___ Material for the task

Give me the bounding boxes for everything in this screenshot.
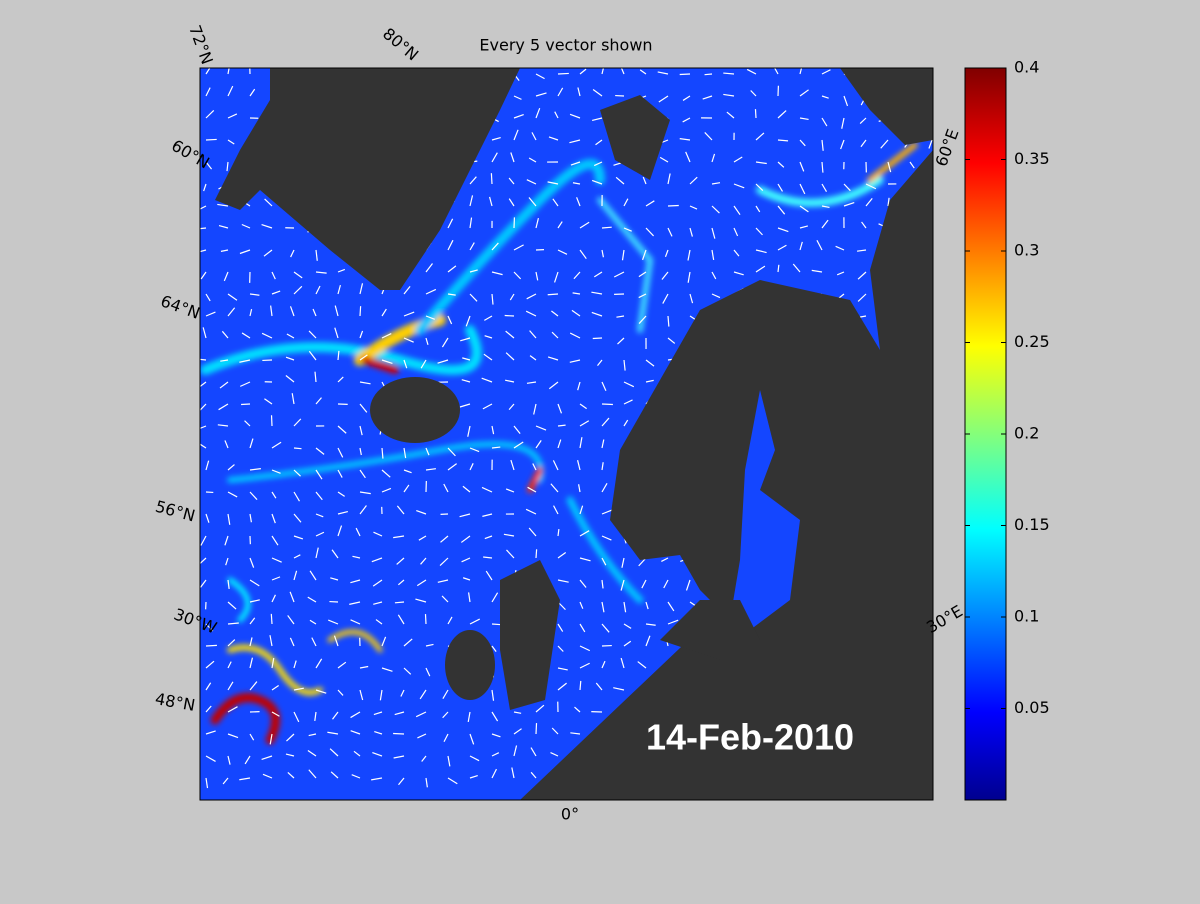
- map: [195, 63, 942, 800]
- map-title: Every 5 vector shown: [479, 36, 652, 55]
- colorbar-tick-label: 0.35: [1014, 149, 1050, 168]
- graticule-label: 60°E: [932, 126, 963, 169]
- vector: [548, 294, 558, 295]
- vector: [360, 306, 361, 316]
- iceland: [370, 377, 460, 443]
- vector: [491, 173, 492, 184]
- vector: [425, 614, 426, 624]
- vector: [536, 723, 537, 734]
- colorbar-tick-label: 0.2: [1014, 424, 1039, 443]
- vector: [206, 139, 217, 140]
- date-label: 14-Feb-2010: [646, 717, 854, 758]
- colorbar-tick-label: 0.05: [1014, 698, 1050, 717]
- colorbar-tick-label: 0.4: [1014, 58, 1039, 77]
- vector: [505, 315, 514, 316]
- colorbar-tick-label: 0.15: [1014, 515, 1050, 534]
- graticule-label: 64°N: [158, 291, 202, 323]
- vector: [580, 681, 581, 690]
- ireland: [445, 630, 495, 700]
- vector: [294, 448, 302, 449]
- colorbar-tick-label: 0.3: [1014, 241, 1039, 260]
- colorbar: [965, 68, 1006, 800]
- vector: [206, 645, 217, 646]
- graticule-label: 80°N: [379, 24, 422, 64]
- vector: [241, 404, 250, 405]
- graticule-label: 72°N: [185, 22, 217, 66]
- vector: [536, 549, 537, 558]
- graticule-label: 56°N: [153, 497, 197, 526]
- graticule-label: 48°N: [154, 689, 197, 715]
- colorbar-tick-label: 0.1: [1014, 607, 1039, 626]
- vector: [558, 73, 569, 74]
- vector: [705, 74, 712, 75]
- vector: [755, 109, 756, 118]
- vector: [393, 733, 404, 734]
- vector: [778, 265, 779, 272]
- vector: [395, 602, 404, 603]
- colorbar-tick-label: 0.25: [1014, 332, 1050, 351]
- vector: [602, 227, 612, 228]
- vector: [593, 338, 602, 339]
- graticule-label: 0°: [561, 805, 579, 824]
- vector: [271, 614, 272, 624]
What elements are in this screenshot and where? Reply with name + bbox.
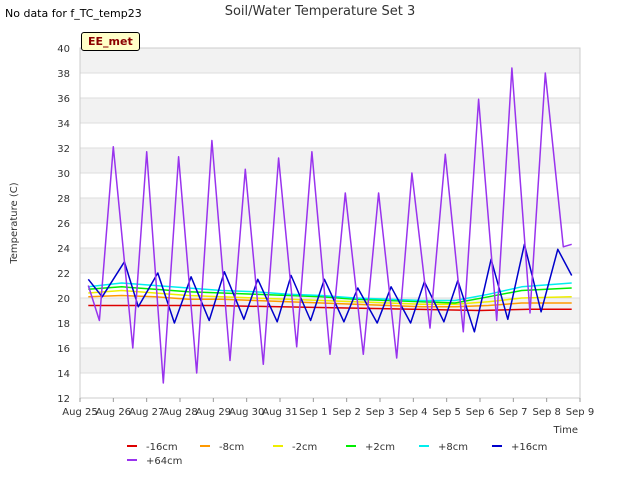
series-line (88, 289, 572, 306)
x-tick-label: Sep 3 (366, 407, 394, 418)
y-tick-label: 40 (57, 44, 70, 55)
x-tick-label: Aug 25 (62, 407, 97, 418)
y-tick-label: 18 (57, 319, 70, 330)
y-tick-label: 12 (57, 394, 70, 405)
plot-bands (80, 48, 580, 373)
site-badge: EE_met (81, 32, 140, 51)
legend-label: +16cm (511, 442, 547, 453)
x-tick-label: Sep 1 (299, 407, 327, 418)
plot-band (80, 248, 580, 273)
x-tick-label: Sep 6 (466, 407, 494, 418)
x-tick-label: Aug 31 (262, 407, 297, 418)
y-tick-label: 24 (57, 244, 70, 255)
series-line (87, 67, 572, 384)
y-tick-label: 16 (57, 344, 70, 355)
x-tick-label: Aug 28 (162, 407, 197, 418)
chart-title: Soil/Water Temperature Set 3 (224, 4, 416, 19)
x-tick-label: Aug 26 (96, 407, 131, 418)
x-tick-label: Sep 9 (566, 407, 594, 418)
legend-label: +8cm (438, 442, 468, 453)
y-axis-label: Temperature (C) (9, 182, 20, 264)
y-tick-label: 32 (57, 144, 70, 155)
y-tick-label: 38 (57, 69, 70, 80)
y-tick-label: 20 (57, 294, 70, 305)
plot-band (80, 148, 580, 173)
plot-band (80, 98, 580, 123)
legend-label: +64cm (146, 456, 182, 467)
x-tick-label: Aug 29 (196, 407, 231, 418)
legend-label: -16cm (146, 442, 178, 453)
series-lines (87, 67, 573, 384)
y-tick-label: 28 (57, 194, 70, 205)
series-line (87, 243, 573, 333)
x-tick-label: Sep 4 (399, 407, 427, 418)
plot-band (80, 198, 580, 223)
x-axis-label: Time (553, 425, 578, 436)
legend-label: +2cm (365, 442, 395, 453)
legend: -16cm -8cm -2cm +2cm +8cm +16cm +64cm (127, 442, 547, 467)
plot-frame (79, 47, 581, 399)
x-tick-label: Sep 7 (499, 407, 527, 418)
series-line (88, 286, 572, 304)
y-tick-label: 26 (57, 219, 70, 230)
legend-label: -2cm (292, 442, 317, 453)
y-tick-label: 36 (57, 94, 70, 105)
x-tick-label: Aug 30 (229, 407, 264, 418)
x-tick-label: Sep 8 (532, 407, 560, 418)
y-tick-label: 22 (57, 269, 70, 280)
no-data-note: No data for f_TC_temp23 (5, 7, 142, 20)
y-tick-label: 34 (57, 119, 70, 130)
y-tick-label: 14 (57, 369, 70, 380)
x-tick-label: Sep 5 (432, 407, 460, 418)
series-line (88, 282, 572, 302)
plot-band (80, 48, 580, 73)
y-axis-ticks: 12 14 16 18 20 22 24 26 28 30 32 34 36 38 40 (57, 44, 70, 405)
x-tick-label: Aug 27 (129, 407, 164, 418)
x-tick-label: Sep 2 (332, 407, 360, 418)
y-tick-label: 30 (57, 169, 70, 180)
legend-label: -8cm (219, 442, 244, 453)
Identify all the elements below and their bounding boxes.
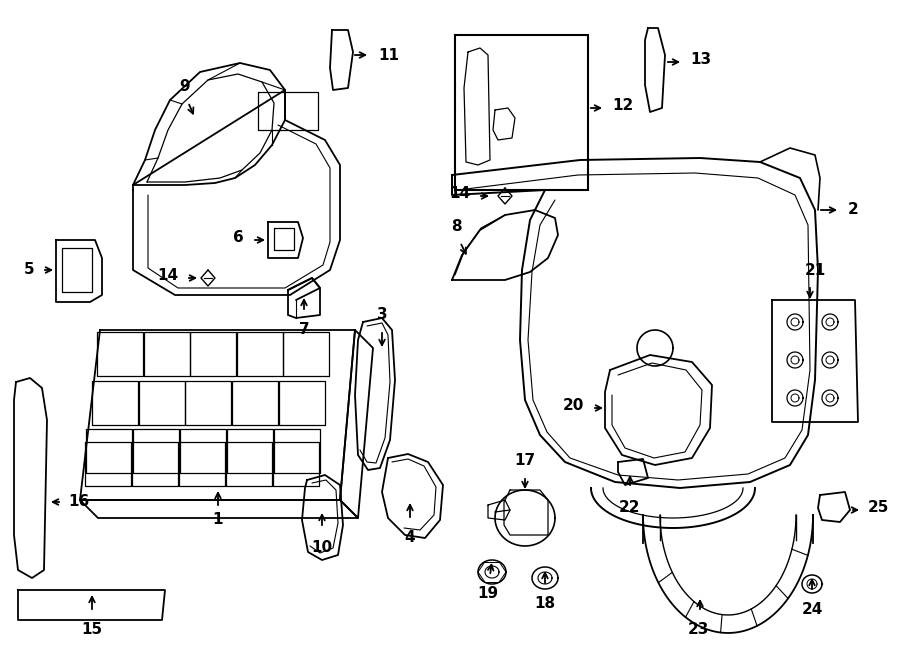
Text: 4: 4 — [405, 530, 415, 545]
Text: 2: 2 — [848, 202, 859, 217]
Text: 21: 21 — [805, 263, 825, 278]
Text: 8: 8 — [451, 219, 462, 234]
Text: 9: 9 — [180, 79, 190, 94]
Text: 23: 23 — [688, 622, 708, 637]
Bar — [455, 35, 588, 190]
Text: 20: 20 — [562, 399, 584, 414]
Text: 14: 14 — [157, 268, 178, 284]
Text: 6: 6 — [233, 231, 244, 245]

______

Render the part of the data that opens with the line containing "series-line (88, 289, 572, 306)" and closes with the line containing "y-tick-label: 30 (57, 169, 70, 180)", both included, as a Markdown table. Use the columns Index, holding a running row number, and Entry, holding the line itself, and leave out any blank lines.

Right answer:
| Index | Entry |
|---|---|
| 1 | series-line (88, 289, 572, 306) |
| 2 | x-tick-label: Sep 3 (366, 407, 394, 418) |
| 3 | y-tick-label: 40 (57, 44, 70, 55) |
| 4 | x-tick-label: Aug 25 (62, 407, 97, 418) |
| 5 | y-tick-label: 18 (57, 319, 70, 330) |
| 6 | y-tick-label: 12 (57, 394, 70, 405) |
| 7 | plot-bands (80, 48, 580, 373) |
| 8 | site-badge: EE_met (81, 32, 140, 51) |
| 9 | legend-label: +16cm (511, 442, 547, 453) |
| 10 | x-tick-label: Sep 1 (299, 407, 327, 418) |
| 11 | plot-band (80, 248, 580, 273) |
| 12 | x-tick-label: Sep 6 (466, 407, 494, 418) |
| 13 | x-tick-label: Aug 31 (262, 407, 297, 418) |
| 14 | y-tick-label: 24 (57, 244, 70, 255) |
| 15 | series-line (87, 67, 572, 384) |
| 16 | y-tick-label: 16 (57, 344, 70, 355) |
| 17 | x-tick-label: Aug 28 (162, 407, 197, 418) |
| 18 | chart-title: Soil/Water Temperature Set 3 (224, 4, 416, 19) |
| 19 | x-tick-label: Aug 26 (96, 407, 131, 418) |
| 20 | x-tick-label: Sep 9 (566, 407, 594, 418) |
| 21 | legend-label: +8cm (438, 442, 468, 453) |
| 22 | y-axis-label: Temperature (C) (9, 182, 20, 264) |
| 23 | y-tick-label: 32 (57, 144, 70, 155) |
| 24 | y-tick-label: 38 (57, 69, 70, 80) |
| 25 | y-tick-label: 20 (57, 294, 70, 305) |
| 26 | plot-band (80, 148, 580, 173) |
| 27 | plot-band (80, 98, 580, 123) |
| 28 | legend-label: +64cm (146, 456, 182, 467) |
| 29 | x-tick-label: Aug 29 (196, 407, 231, 418) |
| 30 | legend-label: -16cm (146, 442, 178, 453) |
| 31 | series-lines (87, 67, 573, 384) |
| 32 | y-tick-label: 28 (57, 194, 70, 205) |
| 33 | series-line (87, 243, 573, 333) |
| 34 | x-tick-label: Sep 4 (399, 407, 427, 418) |
| 35 | plot-band (80, 198, 580, 223) |
| 36 | x-axis-label: Time (553, 425, 578, 436) |
| 37 | legend-label: +2cm (365, 442, 395, 453) |
| 38 | legend: -16cm -8cm -2cm +2cm +8cm +16cm +64cm (127, 442, 547, 467) |
| 39 | plot-frame (79, 47, 581, 399) |
| 40 | x-tick-label: Sep 7 (499, 407, 527, 418) |
| 41 | series-line (88, 286, 572, 304) |
| 42 | y-tick-label: 26 (57, 219, 70, 230) |
| 43 | legend-label: -2cm (292, 442, 317, 453) |
| 44 | y-tick-label: 36 (57, 94, 70, 105) |
| 45 | x-tick-label: Aug 30 (229, 407, 264, 418) |
| 46 | x-tick-label: Sep 8 (532, 407, 560, 418) |
| 47 | y-tick-label: 22 (57, 269, 70, 280) |
| 48 | no-data-note: No data for f_TC_temp23 (5, 7, 142, 20) |
| 49 | y-tick-label: 34 (57, 119, 70, 130) |
| 50 | y-tick-label: 14 (57, 369, 70, 380) |
| 51 | x-tick-label: Sep 5 (432, 407, 460, 418) |
| 52 | series-line (88, 282, 572, 302) |
| 53 | plot-band (80, 48, 580, 73) |
| 54 | y-axis-ticks: 12 14 16 18 20 22 24 26 28 30 32 34 36 38 40 (57, 44, 70, 405) |
| 55 | x-tick-label: Aug 27 (129, 407, 164, 418) |
| 56 | x-tick-label: Sep 2 (332, 407, 360, 418) |
| 57 | y-tick-label: 30 (57, 169, 70, 180) |